» **Your goal**
Retype the records below word for word and omit any image.

» **A run of records**
^^^^

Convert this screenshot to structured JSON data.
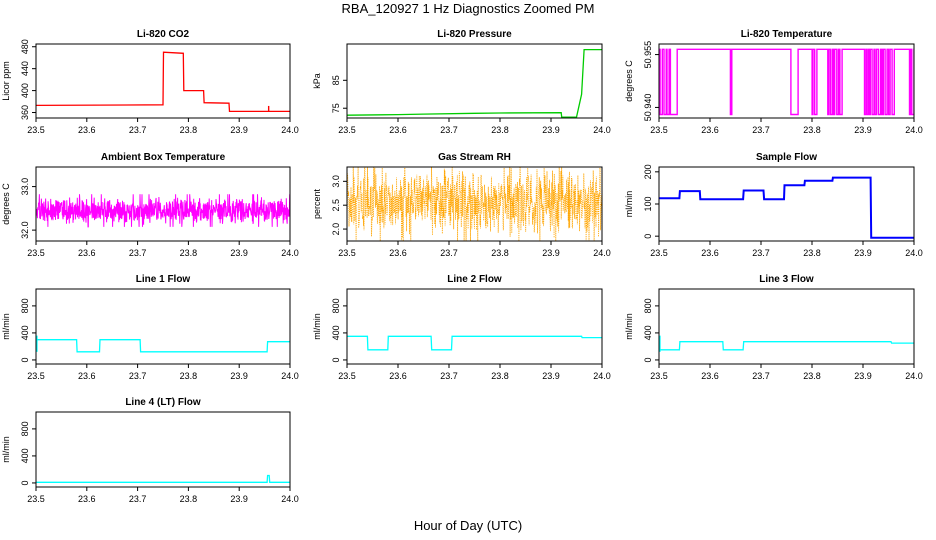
{
  "title": "RBA_120927  1 Hz Diagnostics Zoomed PM",
  "xlabel": "Hour of Day (UTC)",
  "colors": {
    "red": "#ff0000",
    "green": "#00cc00",
    "magenta": "#ff00ff",
    "orange": "#ffa500",
    "blue": "#0000ff",
    "cyan": "#00ffff"
  },
  "chart_data": [
    {
      "type": "line",
      "title": "Li-820 CO2",
      "ylabel": "Licor ppm",
      "xlim": [
        23.5,
        24.0
      ],
      "ylim": [
        350,
        485
      ],
      "xticks": [
        "23.5",
        "23.6",
        "23.7",
        "23.8",
        "23.9",
        "24.0"
      ],
      "yticks": [
        "360",
        "400",
        "440",
        "480"
      ],
      "ytick_values": [
        360,
        400,
        440,
        480
      ],
      "color": "#ff0000",
      "series": [
        {
          "x": [
            23.5,
            23.75,
            23.751,
            23.79,
            23.791,
            23.83,
            23.831,
            23.88,
            23.881,
            24.0
          ],
          "y": [
            373,
            374,
            470,
            468,
            400,
            400,
            378,
            377,
            362,
            362
          ]
        }
      ]
    },
    {
      "type": "line",
      "title": "Li-820 Pressure",
      "ylabel": "kPa",
      "xlim": [
        23.5,
        24.0
      ],
      "ylim": [
        71.5,
        98
      ],
      "xticks": [
        "23.5",
        "23.6",
        "23.7",
        "23.8",
        "23.9",
        "24.0"
      ],
      "yticks": [
        "75",
        "85"
      ],
      "ytick_values": [
        75,
        85
      ],
      "color": "#00cc00",
      "series": [
        {
          "x": [
            23.5,
            23.6,
            23.65,
            23.75,
            23.8,
            23.92,
            23.921,
            23.95,
            23.96,
            23.965,
            24.0
          ],
          "y": [
            72.5,
            72.7,
            72.9,
            73.2,
            73.3,
            73.4,
            71.8,
            71.8,
            80,
            96,
            96
          ]
        }
      ]
    },
    {
      "type": "line",
      "title": "Li-820 Temperature",
      "ylabel": "degrees C",
      "xlim": [
        23.5,
        24.0
      ],
      "ylim": [
        50.937,
        50.958
      ],
      "xticks": [
        "23.5",
        "23.6",
        "23.7",
        "23.8",
        "23.9",
        "24.0"
      ],
      "yticks": [
        "50.940",
        "50.955"
      ],
      "ytick_values": [
        50.94,
        50.955
      ],
      "color": "#ff00ff",
      "series": [
        {
          "x": [
            23.5,
            24.0
          ],
          "y": [
            50.9565,
            50.938
          ]
        }
      ]
    },
    {
      "type": "line",
      "title": "Ambient Box Temperature",
      "ylabel": "degrees C",
      "xlim": [
        23.5,
        24.0
      ],
      "ylim": [
        31.75,
        33.45
      ],
      "xticks": [
        "23.5",
        "23.6",
        "23.7",
        "23.8",
        "23.9",
        "24.0"
      ],
      "yticks": [
        "32.0",
        "33.0"
      ],
      "ytick_values": [
        32.0,
        33.0
      ],
      "color": "#ff00ff",
      "series": [
        {
          "x": [
            23.5,
            24.0
          ],
          "y": [
            32.2,
            32.7
          ]
        }
      ]
    },
    {
      "type": "line",
      "title": "Gas Stream RH",
      "ylabel": "percent",
      "xlim": [
        23.5,
        24.0
      ],
      "ylim": [
        1.75,
        3.3
      ],
      "xticks": [
        "23.5",
        "23.6",
        "23.7",
        "23.8",
        "23.9",
        "24.0"
      ],
      "yticks": [
        "2.0",
        "2.5",
        "3.0"
      ],
      "ytick_values": [
        2.0,
        2.5,
        3.0
      ],
      "color": "#ffa500",
      "series": [
        {
          "x": [
            23.5,
            24.0
          ],
          "y": [
            2.0,
            3.1
          ]
        }
      ]
    },
    {
      "type": "line",
      "title": "Sample Flow",
      "ylabel": "ml/min",
      "xlim": [
        23.5,
        24.0
      ],
      "ylim": [
        -15,
        215
      ],
      "xticks": [
        "23.5",
        "23.6",
        "23.7",
        "23.8",
        "23.9",
        "24.0"
      ],
      "yticks": [
        "0",
        "100",
        "200"
      ],
      "ytick_values": [
        0,
        100,
        200
      ],
      "color": "#0000ff",
      "series": [
        {
          "x": [
            23.5,
            23.54,
            23.541,
            23.58,
            23.581,
            23.665,
            23.666,
            23.705,
            23.706,
            23.745,
            23.746,
            23.785,
            23.786,
            23.84,
            23.841,
            23.915,
            23.916,
            24.0
          ],
          "y": [
            118,
            118,
            140,
            140,
            115,
            115,
            142,
            142,
            115,
            115,
            158,
            158,
            172,
            172,
            182,
            182,
            -5,
            -5
          ]
        }
      ]
    },
    {
      "type": "line",
      "title": "Line 1 Flow",
      "ylabel": "ml/min",
      "xlim": [
        23.5,
        24.0
      ],
      "ylim": [
        -60,
        1050
      ],
      "xticks": [
        "23.5",
        "23.6",
        "23.7",
        "23.8",
        "23.9",
        "24.0"
      ],
      "yticks": [
        "0",
        "400",
        "800"
      ],
      "ytick_values": [
        0,
        400,
        800
      ],
      "color": "#00ffff",
      "series": [
        {
          "x": [
            23.5,
            23.58,
            23.581,
            23.625,
            23.626,
            23.705,
            23.706,
            23.955,
            23.956,
            24.0
          ],
          "y": [
            300,
            300,
            120,
            120,
            300,
            300,
            120,
            120,
            270,
            270
          ]
        }
      ]
    },
    {
      "type": "line",
      "title": "Line 2 Flow",
      "ylabel": "ml/min",
      "xlim": [
        23.5,
        24.0
      ],
      "ylim": [
        -60,
        1050
      ],
      "xticks": [
        "23.5",
        "23.6",
        "23.7",
        "23.8",
        "23.9",
        "24.0"
      ],
      "yticks": [
        "0",
        "400",
        "800"
      ],
      "ytick_values": [
        0,
        400,
        800
      ],
      "color": "#00ffff",
      "series": [
        {
          "x": [
            23.5,
            23.54,
            23.541,
            23.58,
            23.581,
            23.665,
            23.666,
            23.705,
            23.706,
            23.96,
            23.961,
            24.0
          ],
          "y": [
            350,
            350,
            150,
            150,
            350,
            350,
            150,
            150,
            350,
            350,
            330,
            330
          ]
        }
      ]
    },
    {
      "type": "line",
      "title": "Line 3 Flow",
      "ylabel": "ml/min",
      "xlim": [
        23.5,
        24.0
      ],
      "ylim": [
        -60,
        1050
      ],
      "xticks": [
        "23.5",
        "23.6",
        "23.7",
        "23.8",
        "23.9",
        "24.0"
      ],
      "yticks": [
        "0",
        "400",
        "800"
      ],
      "ytick_values": [
        0,
        400,
        800
      ],
      "color": "#00ffff",
      "series": [
        {
          "x": [
            23.5,
            23.54,
            23.541,
            23.625,
            23.626,
            23.665,
            23.666,
            23.955,
            23.956,
            24.0
          ],
          "y": [
            150,
            150,
            270,
            270,
            150,
            150,
            270,
            270,
            250,
            250
          ]
        }
      ]
    },
    {
      "type": "line",
      "title": "Line 4 (LT) Flow",
      "ylabel": "ml/min",
      "xlim": [
        23.5,
        24.0
      ],
      "ylim": [
        -60,
        1050
      ],
      "xticks": [
        "23.5",
        "23.6",
        "23.7",
        "23.8",
        "23.9",
        "24.0"
      ],
      "yticks": [
        "0",
        "400",
        "800"
      ],
      "ytick_values": [
        0,
        400,
        800
      ],
      "color": "#00ffff",
      "series": [
        {
          "x": [
            23.5,
            23.955,
            23.956,
            23.959,
            23.96,
            24.0
          ],
          "y": [
            10,
            10,
            110,
            110,
            10,
            10
          ]
        }
      ]
    }
  ]
}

^^^^

» **Exercise result**
Convert this screenshot to structured JSON data.
{
  "title": "RBA_120927  1 Hz Diagnostics Zoomed PM",
  "xlabel": "Hour of Day (UTC)",
  "colors": {
    "red": "#ff0000",
    "green": "#00cc00",
    "magenta": "#ff00ff",
    "orange": "#ffa500",
    "blue": "#0000ff",
    "cyan": "#00ffff"
  },
  "chart_data": [
    {
      "type": "line",
      "title": "Li-820 CO2",
      "ylabel": "Licor ppm",
      "xlim": [
        23.5,
        24.0
      ],
      "ylim": [
        350,
        485
      ],
      "xticks": [
        "23.5",
        "23.6",
        "23.7",
        "23.8",
        "23.9",
        "24.0"
      ],
      "yticks": [
        "360",
        "400",
        "440",
        "480"
      ],
      "ytick_values": [
        360,
        400,
        440,
        480
      ],
      "color": "#ff0000",
      "series": [
        {
          "x": [
            23.5,
            23.75,
            23.751,
            23.79,
            23.791,
            23.83,
            23.831,
            23.88,
            23.881,
            24.0
          ],
          "y": [
            373,
            374,
            470,
            468,
            400,
            400,
            378,
            377,
            362,
            362
          ]
        }
      ]
    },
    {
      "type": "line",
      "title": "Li-820 Pressure",
      "ylabel": "kPa",
      "xlim": [
        23.5,
        24.0
      ],
      "ylim": [
        71.5,
        98
      ],
      "xticks": [
        "23.5",
        "23.6",
        "23.7",
        "23.8",
        "23.9",
        "24.0"
      ],
      "yticks": [
        "75",
        "85"
      ],
      "ytick_values": [
        75,
        85
      ],
      "color": "#00cc00",
      "series": [
        {
          "x": [
            23.5,
            23.6,
            23.65,
            23.75,
            23.8,
            23.92,
            23.921,
            23.95,
            23.96,
            23.965,
            24.0
          ],
          "y": [
            72.5,
            72.7,
            72.9,
            73.2,
            73.3,
            73.4,
            71.8,
            71.8,
            80,
            96,
            96
          ]
        }
      ]
    },
    {
      "type": "line",
      "title": "Li-820 Temperature",
      "ylabel": "degrees C",
      "xlim": [
        23.5,
        24.0
      ],
      "ylim": [
        50.937,
        50.958
      ],
      "xticks": [
        "23.5",
        "23.6",
        "23.7",
        "23.8",
        "23.9",
        "24.0"
      ],
      "yticks": [
        "50.940",
        "50.955"
      ],
      "ytick_values": [
        50.94,
        50.955
      ],
      "color": "#ff00ff",
      "series": [
        {
          "x": [
            23.5,
            24.0
          ],
          "y": [
            50.9565,
            50.938
          ]
        }
      ]
    },
    {
      "type": "line",
      "title": "Ambient Box Temperature",
      "ylabel": "degrees C",
      "xlim": [
        23.5,
        24.0
      ],
      "ylim": [
        31.75,
        33.45
      ],
      "xticks": [
        "23.5",
        "23.6",
        "23.7",
        "23.8",
        "23.9",
        "24.0"
      ],
      "yticks": [
        "32.0",
        "33.0"
      ],
      "ytick_values": [
        32.0,
        33.0
      ],
      "color": "#ff00ff",
      "series": [
        {
          "x": [
            23.5,
            24.0
          ],
          "y": [
            32.2,
            32.7
          ]
        }
      ]
    },
    {
      "type": "line",
      "title": "Gas Stream RH",
      "ylabel": "percent",
      "xlim": [
        23.5,
        24.0
      ],
      "ylim": [
        1.75,
        3.3
      ],
      "xticks": [
        "23.5",
        "23.6",
        "23.7",
        "23.8",
        "23.9",
        "24.0"
      ],
      "yticks": [
        "2.0",
        "2.5",
        "3.0"
      ],
      "ytick_values": [
        2.0,
        2.5,
        3.0
      ],
      "color": "#ffa500",
      "series": [
        {
          "x": [
            23.5,
            24.0
          ],
          "y": [
            2.0,
            3.1
          ]
        }
      ]
    },
    {
      "type": "line",
      "title": "Sample Flow",
      "ylabel": "ml/min",
      "xlim": [
        23.5,
        24.0
      ],
      "ylim": [
        -15,
        215
      ],
      "xticks": [
        "23.5",
        "23.6",
        "23.7",
        "23.8",
        "23.9",
        "24.0"
      ],
      "yticks": [
        "0",
        "100",
        "200"
      ],
      "ytick_values": [
        0,
        100,
        200
      ],
      "color": "#0000ff",
      "series": [
        {
          "x": [
            23.5,
            23.54,
            23.541,
            23.58,
            23.581,
            23.665,
            23.666,
            23.705,
            23.706,
            23.745,
            23.746,
            23.785,
            23.786,
            23.84,
            23.841,
            23.915,
            23.916,
            24.0
          ],
          "y": [
            118,
            118,
            140,
            140,
            115,
            115,
            142,
            142,
            115,
            115,
            158,
            158,
            172,
            172,
            182,
            182,
            -5,
            -5
          ]
        }
      ]
    },
    {
      "type": "line",
      "title": "Line 1 Flow",
      "ylabel": "ml/min",
      "xlim": [
        23.5,
        24.0
      ],
      "ylim": [
        -60,
        1050
      ],
      "xticks": [
        "23.5",
        "23.6",
        "23.7",
        "23.8",
        "23.9",
        "24.0"
      ],
      "yticks": [
        "0",
        "400",
        "800"
      ],
      "ytick_values": [
        0,
        400,
        800
      ],
      "color": "#00ffff",
      "series": [
        {
          "x": [
            23.5,
            23.58,
            23.581,
            23.625,
            23.626,
            23.705,
            23.706,
            23.955,
            23.956,
            24.0
          ],
          "y": [
            300,
            300,
            120,
            120,
            300,
            300,
            120,
            120,
            270,
            270
          ]
        }
      ]
    },
    {
      "type": "line",
      "title": "Line 2 Flow",
      "ylabel": "ml/min",
      "xlim": [
        23.5,
        24.0
      ],
      "ylim": [
        -60,
        1050
      ],
      "xticks": [
        "23.5",
        "23.6",
        "23.7",
        "23.8",
        "23.9",
        "24.0"
      ],
      "yticks": [
        "0",
        "400",
        "800"
      ],
      "ytick_values": [
        0,
        400,
        800
      ],
      "color": "#00ffff",
      "series": [
        {
          "x": [
            23.5,
            23.54,
            23.541,
            23.58,
            23.581,
            23.665,
            23.666,
            23.705,
            23.706,
            23.96,
            23.961,
            24.0
          ],
          "y": [
            350,
            350,
            150,
            150,
            350,
            350,
            150,
            150,
            350,
            350,
            330,
            330
          ]
        }
      ]
    },
    {
      "type": "line",
      "title": "Line 3 Flow",
      "ylabel": "ml/min",
      "xlim": [
        23.5,
        24.0
      ],
      "ylim": [
        -60,
        1050
      ],
      "xticks": [
        "23.5",
        "23.6",
        "23.7",
        "23.8",
        "23.9",
        "24.0"
      ],
      "yticks": [
        "0",
        "400",
        "800"
      ],
      "ytick_values": [
        0,
        400,
        800
      ],
      "color": "#00ffff",
      "series": [
        {
          "x": [
            23.5,
            23.54,
            23.541,
            23.625,
            23.626,
            23.665,
            23.666,
            23.955,
            23.956,
            24.0
          ],
          "y": [
            150,
            150,
            270,
            270,
            150,
            150,
            270,
            270,
            250,
            250
          ]
        }
      ]
    },
    {
      "type": "line",
      "title": "Line 4 (LT) Flow",
      "ylabel": "ml/min",
      "xlim": [
        23.5,
        24.0
      ],
      "ylim": [
        -60,
        1050
      ],
      "xticks": [
        "23.5",
        "23.6",
        "23.7",
        "23.8",
        "23.9",
        "24.0"
      ],
      "yticks": [
        "0",
        "400",
        "800"
      ],
      "ytick_values": [
        0,
        400,
        800
      ],
      "color": "#00ffff",
      "series": [
        {
          "x": [
            23.5,
            23.955,
            23.956,
            23.959,
            23.96,
            24.0
          ],
          "y": [
            10,
            10,
            110,
            110,
            10,
            10
          ]
        }
      ]
    }
  ]
}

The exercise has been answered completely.